> What the task requires
Search the records below for the word "Totaal". Pull out each line that has it.

[Raw records]
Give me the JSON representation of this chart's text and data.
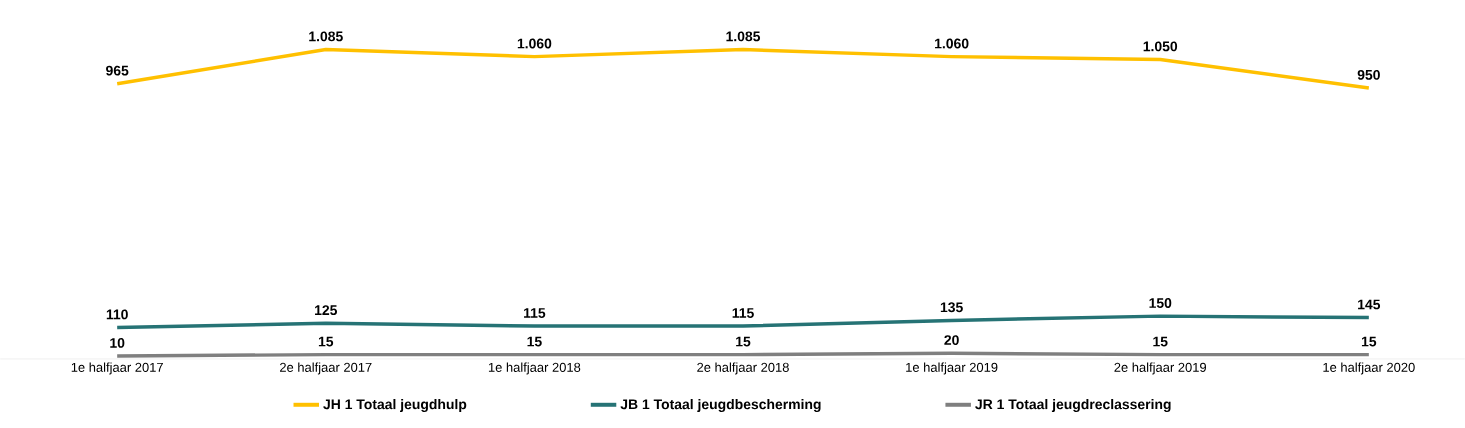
{
  "chart_data": {
    "type": "line",
    "categories": [
      "1e halfjaar 2017",
      "2e halfjaar 2017",
      "1e halfjaar 2018",
      "2e halfjaar 2018",
      "1e halfjaar 2019",
      "2e halfjaar 2019",
      "1e halfjaar 2020"
    ],
    "series": [
      {
        "name": "JH 1 Totaal jeugdhulp",
        "color": "#ffc000",
        "values": [
          965,
          1085,
          1060,
          1085,
          1060,
          1050,
          950
        ],
        "value_labels": [
          "965",
          "1.085",
          "1.060",
          "1.085",
          "1.060",
          "1.050",
          "950"
        ]
      },
      {
        "name": "JB 1 Totaal jeugdbescherming",
        "color": "#267375",
        "values": [
          110,
          125,
          115,
          115,
          135,
          150,
          145
        ],
        "value_labels": [
          "110",
          "125",
          "115",
          "115",
          "135",
          "150",
          "145"
        ]
      },
      {
        "name": "JR 1 Totaal jeugdreclassering",
        "color": "#7f7f7f",
        "values": [
          10,
          15,
          15,
          15,
          20,
          15,
          15
        ],
        "value_labels": [
          "10",
          "15",
          "15",
          "15",
          "20",
          "15",
          "15"
        ]
      }
    ],
    "tick_labels": "x",
    "legend": "bottom",
    "marker": "none",
    "line_style": "solid",
    "grid": false
  }
}
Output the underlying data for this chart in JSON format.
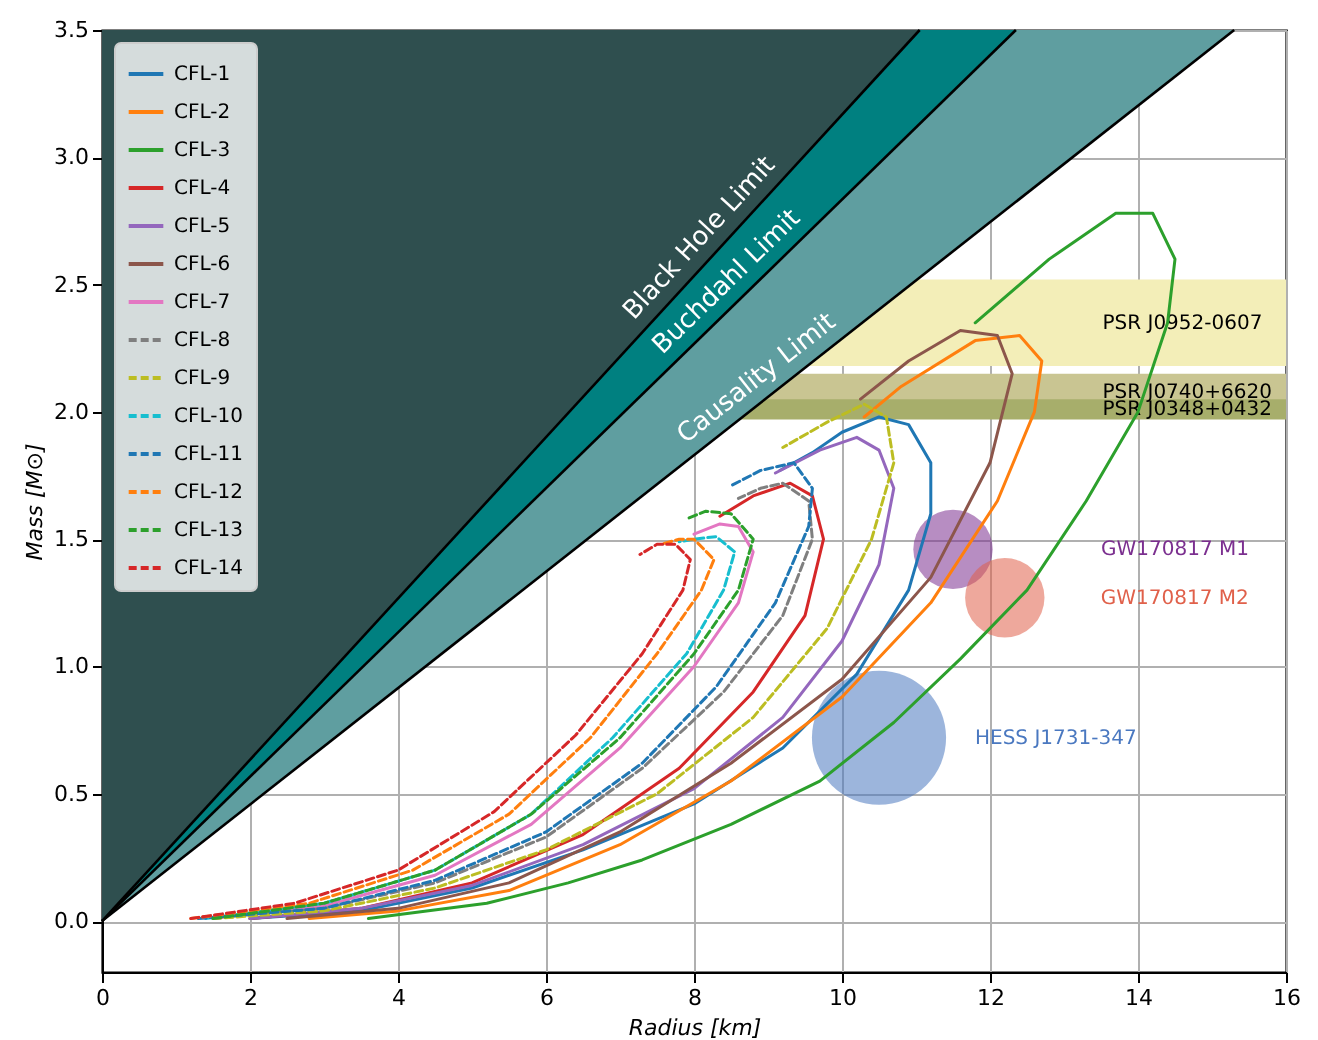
{
  "chart_data": {
    "type": "line",
    "xlabel": "Radius [km]",
    "ylabel": "Mass [M⊙]",
    "xlim": [
      0,
      16
    ],
    "xticks": [
      0,
      2,
      4,
      6,
      8,
      10,
      12,
      14,
      16
    ],
    "ylim": [
      -0.2,
      3.5
    ],
    "yticks": [
      {
        "value": 0,
        "label": "0.0"
      },
      0.5,
      {
        "value": 1,
        "label": "1.0"
      },
      1.5,
      {
        "value": 2,
        "label": "2.0"
      },
      2.5,
      {
        "value": 3,
        "label": "3.0"
      },
      3.5
    ],
    "grid": true,
    "legend": "top left",
    "bands": [
      {
        "axis": "y",
        "from": 2.18,
        "to": 2.52,
        "label": "PSR J0952-0607",
        "color": "#f3eeb8"
      },
      {
        "axis": "y",
        "from": 2.01,
        "to": 2.15,
        "label": "PSR J0740+6620",
        "color": "#c9c592"
      },
      {
        "axis": "y",
        "from": 1.97,
        "to": 2.05,
        "label": "PSR J0348+0432",
        "color": "#a7ae6b"
      }
    ],
    "series": [
      {
        "type": "area",
        "name": "Black Hole Limit",
        "color": "#2f4f4f",
        "x": [
          0,
          11.05
        ],
        "values": [
          0,
          3.5
        ]
      },
      {
        "type": "area",
        "name": "Buchdahl Limit",
        "color": "#008080",
        "x": [
          0,
          12.35
        ],
        "values": [
          0,
          3.5
        ]
      },
      {
        "type": "area",
        "name": "Causality Limit",
        "color": "#5f9ea0",
        "x": [
          0,
          15.3
        ],
        "values": [
          0,
          3.5
        ]
      },
      {
        "type": "bubble",
        "name": "GW170817 M1",
        "color": "#7b2f8f",
        "x": [
          11.5
        ],
        "values": [
          1.46
        ],
        "sizes": [
          0.35
        ]
      },
      {
        "type": "bubble",
        "name": "GW170817 M2",
        "color": "#e0604a",
        "x": [
          12.2
        ],
        "values": [
          1.27
        ],
        "sizes": [
          0.35
        ]
      },
      {
        "type": "bubble",
        "name": "HESS J1731-347",
        "color": "#4a78c0",
        "x": [
          10.5
        ],
        "values": [
          0.72
        ],
        "sizes": [
          1
        ]
      },
      {
        "name": "CFL-1",
        "color": "#1f77b4",
        "line_style": "solid",
        "x": [
          2,
          3.5,
          5,
          6.5,
          8,
          9.2,
          10.2,
          10.9,
          11.2,
          11.2,
          10.9,
          10.5,
          10,
          9.6,
          9.16
        ],
        "values": [
          0.01,
          0.04,
          0.13,
          0.28,
          0.46,
          0.68,
          0.97,
          1.3,
          1.6,
          1.8,
          1.95,
          1.98,
          1.92,
          1.84,
          1.77
        ]
      },
      {
        "name": "CFL-2",
        "color": "#ff7f0e",
        "line_style": "solid",
        "x": [
          2.8,
          4,
          5.5,
          7,
          8.5,
          10,
          11.2,
          12.1,
          12.6,
          12.7,
          12.4,
          11.8,
          10.8,
          10.3
        ],
        "values": [
          0.01,
          0.04,
          0.12,
          0.3,
          0.55,
          0.88,
          1.25,
          1.65,
          2.0,
          2.2,
          2.3,
          2.28,
          2.1,
          1.98
        ]
      },
      {
        "name": "CFL-3",
        "color": "#2ca02c",
        "line_style": "solid",
        "x": [
          3.6,
          5.2,
          6.3,
          7.3,
          8.5,
          9.7,
          10.7,
          11.6,
          12.5,
          13.3,
          14.0,
          14.4,
          14.5,
          14.2,
          13.7,
          12.8,
          11.8
        ],
        "values": [
          0.01,
          0.07,
          0.15,
          0.24,
          0.38,
          0.55,
          0.78,
          1.03,
          1.3,
          1.65,
          2.0,
          2.35,
          2.6,
          2.78,
          2.78,
          2.6,
          2.35
        ]
      },
      {
        "name": "CFL-4",
        "color": "#d62728",
        "line_style": "solid",
        "x": [
          2,
          3.5,
          5,
          6.5,
          7.8,
          8.8,
          9.5,
          9.75,
          9.6,
          9.3,
          8.8,
          8.35
        ],
        "values": [
          0.01,
          0.05,
          0.15,
          0.34,
          0.6,
          0.9,
          1.2,
          1.5,
          1.67,
          1.72,
          1.67,
          1.59
        ]
      },
      {
        "name": "CFL-5",
        "color": "#9467bd",
        "line_style": "solid",
        "x": [
          2,
          3.5,
          5,
          6.5,
          8,
          9.2,
          10,
          10.5,
          10.7,
          10.5,
          10.2,
          9.7,
          9.1
        ],
        "values": [
          0.01,
          0.05,
          0.14,
          0.3,
          0.52,
          0.8,
          1.1,
          1.4,
          1.7,
          1.85,
          1.9,
          1.85,
          1.76
        ]
      },
      {
        "name": "CFL-6",
        "color": "#8c564b",
        "line_style": "solid",
        "x": [
          2.5,
          4,
          5.5,
          7,
          8.5,
          10,
          11.2,
          12,
          12.3,
          12.1,
          11.6,
          10.9,
          10.25
        ],
        "values": [
          0.01,
          0.05,
          0.15,
          0.35,
          0.62,
          0.95,
          1.35,
          1.8,
          2.15,
          2.3,
          2.32,
          2.2,
          2.05
        ]
      },
      {
        "name": "CFL-7",
        "color": "#e377c2",
        "line_style": "solid",
        "x": [
          1.5,
          3,
          4.5,
          5.8,
          7,
          8,
          8.6,
          8.8,
          8.6,
          8.35,
          8.0
        ],
        "values": [
          0.01,
          0.06,
          0.18,
          0.38,
          0.68,
          1.0,
          1.25,
          1.45,
          1.55,
          1.56,
          1.52
        ]
      },
      {
        "name": "CFL-8",
        "color": "#7f7f7f",
        "line_style": "dashed",
        "x": [
          1.5,
          3,
          4.5,
          6,
          7.3,
          8.4,
          9.2,
          9.6,
          9.55,
          9.2,
          8.9,
          8.6
        ],
        "values": [
          0.01,
          0.05,
          0.15,
          0.33,
          0.6,
          0.9,
          1.2,
          1.5,
          1.65,
          1.72,
          1.7,
          1.66
        ]
      },
      {
        "name": "CFL-9",
        "color": "#bcbd22",
        "line_style": "dashed",
        "x": [
          1.5,
          3,
          4.5,
          6,
          7.5,
          8.8,
          9.8,
          10.4,
          10.7,
          10.6,
          10.3,
          9.8,
          9.2
        ],
        "values": [
          0.01,
          0.04,
          0.13,
          0.28,
          0.5,
          0.8,
          1.15,
          1.5,
          1.8,
          1.98,
          2.03,
          1.96,
          1.86
        ]
      },
      {
        "name": "CFL-10",
        "color": "#17becf",
        "line_style": "dashed",
        "x": [
          1.4,
          3,
          4.5,
          5.8,
          6.9,
          7.9,
          8.4,
          8.55,
          8.3,
          8.0,
          7.8
        ],
        "values": [
          0.01,
          0.07,
          0.2,
          0.42,
          0.72,
          1.05,
          1.3,
          1.45,
          1.51,
          1.5,
          1.49
        ]
      },
      {
        "name": "CFL-11",
        "color": "#1f77b4",
        "line_style": "dashed",
        "x": [
          1.3,
          3,
          4.5,
          6,
          7.3,
          8.3,
          9.1,
          9.55,
          9.6,
          9.35,
          8.9,
          8.5
        ],
        "values": [
          0.01,
          0.05,
          0.16,
          0.35,
          0.62,
          0.92,
          1.25,
          1.55,
          1.7,
          1.8,
          1.77,
          1.71
        ]
      },
      {
        "name": "CFL-12",
        "color": "#ff7f0e",
        "line_style": "dashed",
        "x": [
          1.2,
          2.8,
          4.2,
          5.5,
          6.6,
          7.5,
          8.1,
          8.27,
          8.0,
          7.8,
          7.55
        ],
        "values": [
          0.01,
          0.07,
          0.2,
          0.42,
          0.72,
          1.05,
          1.3,
          1.42,
          1.5,
          1.5,
          1.48
        ]
      },
      {
        "name": "CFL-13",
        "color": "#2ca02c",
        "line_style": "dashed",
        "x": [
          1.5,
          3,
          4.5,
          5.8,
          7,
          8,
          8.6,
          8.8,
          8.5,
          8.16,
          7.9
        ],
        "values": [
          0.01,
          0.07,
          0.2,
          0.42,
          0.72,
          1.05,
          1.3,
          1.5,
          1.6,
          1.61,
          1.58
        ]
      },
      {
        "name": "CFL-14",
        "color": "#d62728",
        "line_style": "dashed",
        "x": [
          1.2,
          2.6,
          4,
          5.3,
          6.4,
          7.3,
          7.85,
          7.95,
          7.75,
          7.5,
          7.27
        ],
        "values": [
          0.01,
          0.07,
          0.2,
          0.43,
          0.73,
          1.05,
          1.3,
          1.42,
          1.48,
          1.48,
          1.44
        ]
      }
    ]
  }
}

> Full solution
        "name": "JH 1 Totaal jeugdhulp",
        "name": "JB 1 Totaal jeugdbescherming",
        "name": "JR 1 Totaal jeugdreclassering",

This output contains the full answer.